# START OF RECORDED INFORMATION

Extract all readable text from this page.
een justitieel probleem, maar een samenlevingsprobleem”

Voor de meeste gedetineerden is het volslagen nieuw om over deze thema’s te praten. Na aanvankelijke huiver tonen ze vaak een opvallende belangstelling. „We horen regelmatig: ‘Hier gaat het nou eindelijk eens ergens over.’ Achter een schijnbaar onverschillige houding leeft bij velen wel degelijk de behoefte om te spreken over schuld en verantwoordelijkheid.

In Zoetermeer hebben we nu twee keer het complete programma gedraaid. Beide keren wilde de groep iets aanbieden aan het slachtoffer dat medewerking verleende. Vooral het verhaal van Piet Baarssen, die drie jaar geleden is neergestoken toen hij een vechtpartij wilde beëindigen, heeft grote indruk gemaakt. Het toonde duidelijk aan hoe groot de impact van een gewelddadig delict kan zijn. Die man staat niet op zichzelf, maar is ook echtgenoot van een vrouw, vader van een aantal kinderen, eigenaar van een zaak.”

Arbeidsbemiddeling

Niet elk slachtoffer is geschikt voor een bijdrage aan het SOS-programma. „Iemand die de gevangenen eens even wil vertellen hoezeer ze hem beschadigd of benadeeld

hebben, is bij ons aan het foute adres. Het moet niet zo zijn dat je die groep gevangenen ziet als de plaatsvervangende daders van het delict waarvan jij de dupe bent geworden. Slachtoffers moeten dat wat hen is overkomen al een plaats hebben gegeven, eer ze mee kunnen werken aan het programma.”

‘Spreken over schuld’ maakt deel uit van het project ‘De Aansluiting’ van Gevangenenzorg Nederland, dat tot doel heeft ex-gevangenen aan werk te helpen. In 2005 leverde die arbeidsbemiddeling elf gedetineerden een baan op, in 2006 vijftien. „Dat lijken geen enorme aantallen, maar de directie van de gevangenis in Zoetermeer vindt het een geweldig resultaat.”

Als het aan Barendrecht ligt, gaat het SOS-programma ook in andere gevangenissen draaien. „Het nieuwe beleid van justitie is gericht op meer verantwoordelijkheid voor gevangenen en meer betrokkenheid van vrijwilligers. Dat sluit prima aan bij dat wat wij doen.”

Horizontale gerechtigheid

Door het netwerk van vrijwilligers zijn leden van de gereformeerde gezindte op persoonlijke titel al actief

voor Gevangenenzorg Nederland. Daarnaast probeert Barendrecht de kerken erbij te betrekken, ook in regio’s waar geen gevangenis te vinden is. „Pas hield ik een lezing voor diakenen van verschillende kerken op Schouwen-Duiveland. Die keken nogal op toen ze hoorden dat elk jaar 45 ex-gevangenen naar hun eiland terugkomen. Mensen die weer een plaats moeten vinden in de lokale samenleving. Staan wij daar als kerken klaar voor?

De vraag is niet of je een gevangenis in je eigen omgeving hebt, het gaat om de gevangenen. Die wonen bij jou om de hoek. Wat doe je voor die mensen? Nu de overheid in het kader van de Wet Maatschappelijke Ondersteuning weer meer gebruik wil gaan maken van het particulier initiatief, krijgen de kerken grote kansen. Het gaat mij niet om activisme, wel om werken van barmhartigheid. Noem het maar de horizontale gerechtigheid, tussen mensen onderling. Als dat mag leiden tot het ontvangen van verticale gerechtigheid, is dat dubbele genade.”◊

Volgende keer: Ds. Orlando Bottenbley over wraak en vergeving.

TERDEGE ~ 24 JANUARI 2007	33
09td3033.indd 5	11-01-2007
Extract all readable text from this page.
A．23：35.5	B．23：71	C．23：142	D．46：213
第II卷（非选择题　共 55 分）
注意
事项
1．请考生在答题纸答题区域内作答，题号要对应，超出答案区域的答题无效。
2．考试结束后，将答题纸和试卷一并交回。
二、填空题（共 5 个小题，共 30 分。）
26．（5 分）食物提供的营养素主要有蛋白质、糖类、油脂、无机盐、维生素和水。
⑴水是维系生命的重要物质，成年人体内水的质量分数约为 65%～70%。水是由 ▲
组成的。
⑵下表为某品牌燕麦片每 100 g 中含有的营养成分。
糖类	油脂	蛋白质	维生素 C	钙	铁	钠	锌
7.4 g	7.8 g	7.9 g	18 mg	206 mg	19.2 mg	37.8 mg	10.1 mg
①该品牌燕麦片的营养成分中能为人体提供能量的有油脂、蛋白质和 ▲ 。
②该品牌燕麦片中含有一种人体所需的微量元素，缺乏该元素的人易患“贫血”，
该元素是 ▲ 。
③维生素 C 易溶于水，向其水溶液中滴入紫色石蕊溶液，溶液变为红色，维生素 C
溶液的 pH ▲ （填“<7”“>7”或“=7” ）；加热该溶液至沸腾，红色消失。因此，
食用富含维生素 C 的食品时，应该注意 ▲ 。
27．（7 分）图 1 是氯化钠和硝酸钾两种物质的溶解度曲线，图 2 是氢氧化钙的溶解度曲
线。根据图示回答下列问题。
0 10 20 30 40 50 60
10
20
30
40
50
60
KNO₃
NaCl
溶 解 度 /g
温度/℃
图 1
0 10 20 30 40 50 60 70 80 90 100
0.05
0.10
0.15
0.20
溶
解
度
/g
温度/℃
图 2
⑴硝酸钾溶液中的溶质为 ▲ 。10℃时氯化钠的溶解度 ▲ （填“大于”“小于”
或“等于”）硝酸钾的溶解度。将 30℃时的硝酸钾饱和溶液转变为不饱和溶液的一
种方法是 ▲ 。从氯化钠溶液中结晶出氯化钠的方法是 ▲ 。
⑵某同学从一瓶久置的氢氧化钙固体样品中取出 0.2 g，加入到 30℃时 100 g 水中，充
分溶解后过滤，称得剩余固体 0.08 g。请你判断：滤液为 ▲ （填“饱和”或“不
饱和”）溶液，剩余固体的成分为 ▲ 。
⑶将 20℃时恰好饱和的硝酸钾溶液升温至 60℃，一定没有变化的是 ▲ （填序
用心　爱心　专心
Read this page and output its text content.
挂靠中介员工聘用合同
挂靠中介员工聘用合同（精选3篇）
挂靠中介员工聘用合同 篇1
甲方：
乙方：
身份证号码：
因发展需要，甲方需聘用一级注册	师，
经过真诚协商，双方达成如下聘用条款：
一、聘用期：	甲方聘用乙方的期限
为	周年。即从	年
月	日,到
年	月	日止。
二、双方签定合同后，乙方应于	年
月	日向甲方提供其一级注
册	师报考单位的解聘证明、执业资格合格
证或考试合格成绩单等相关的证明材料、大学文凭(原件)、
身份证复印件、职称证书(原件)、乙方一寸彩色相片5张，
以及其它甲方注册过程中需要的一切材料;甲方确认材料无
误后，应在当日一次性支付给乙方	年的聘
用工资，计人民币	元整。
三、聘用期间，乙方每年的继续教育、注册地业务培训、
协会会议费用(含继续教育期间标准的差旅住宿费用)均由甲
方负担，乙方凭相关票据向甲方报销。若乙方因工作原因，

# END OF RECORDED INFORMATION

WHAT THE EXERCISE ASKS —
Set out every line from the material that contains the string "hebben".

WRITTEN RESPONSE —
In Zoetermeer hebben we nu twee keer het complete programma gedraaid. Beide keren wilde de groep iets aanbieden aan het slachtoffer dat medewerking verleende. Vooral het verhaal van Piet Baarssen, die drie jaar geleden is neergestoken toen hij een vechtpartij wilde beëindigen, heeft grote indruk gemaakt. Het toonde duidelijk aan hoe groot de impact van een gewelddadig delict kan zijn. Die man staat niet op zichzelf, maar is ook echtgenoot van een vrouw, vader van een aantal kinderen, eigenaar van een zaak.”
hebben, is bij ons aan het foute adres. Het moet niet zo zijn dat je die groep gevangenen ziet als de plaatsvervangende daders van het delict waarvan jij de dupe bent geworden. Slachtoffers moeten dat wat hen is overkomen al een plaats hebben gegeven, eer ze mee kunnen werken aan het programma.”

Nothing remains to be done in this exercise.